Extract all lines in the data that contain the word "cola".
[[ Source material open ]]
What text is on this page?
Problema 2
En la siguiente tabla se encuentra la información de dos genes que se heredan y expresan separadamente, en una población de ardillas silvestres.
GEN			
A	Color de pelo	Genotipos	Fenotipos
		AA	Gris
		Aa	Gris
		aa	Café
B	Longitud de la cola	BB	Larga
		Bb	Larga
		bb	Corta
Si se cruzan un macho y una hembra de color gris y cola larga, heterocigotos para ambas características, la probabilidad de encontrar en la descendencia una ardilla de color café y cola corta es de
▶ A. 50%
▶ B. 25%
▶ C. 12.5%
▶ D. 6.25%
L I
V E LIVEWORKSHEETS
[[ Source material closed ]]
Solution to the exercise:
B	Longitud de la cola	BB	Larga
Si se cruzan un macho y una hembra de color gris y cola larga, heterocigotos para ambas características, la probabilidad de encontrar en la descendencia una ardilla de color café y cola corta es de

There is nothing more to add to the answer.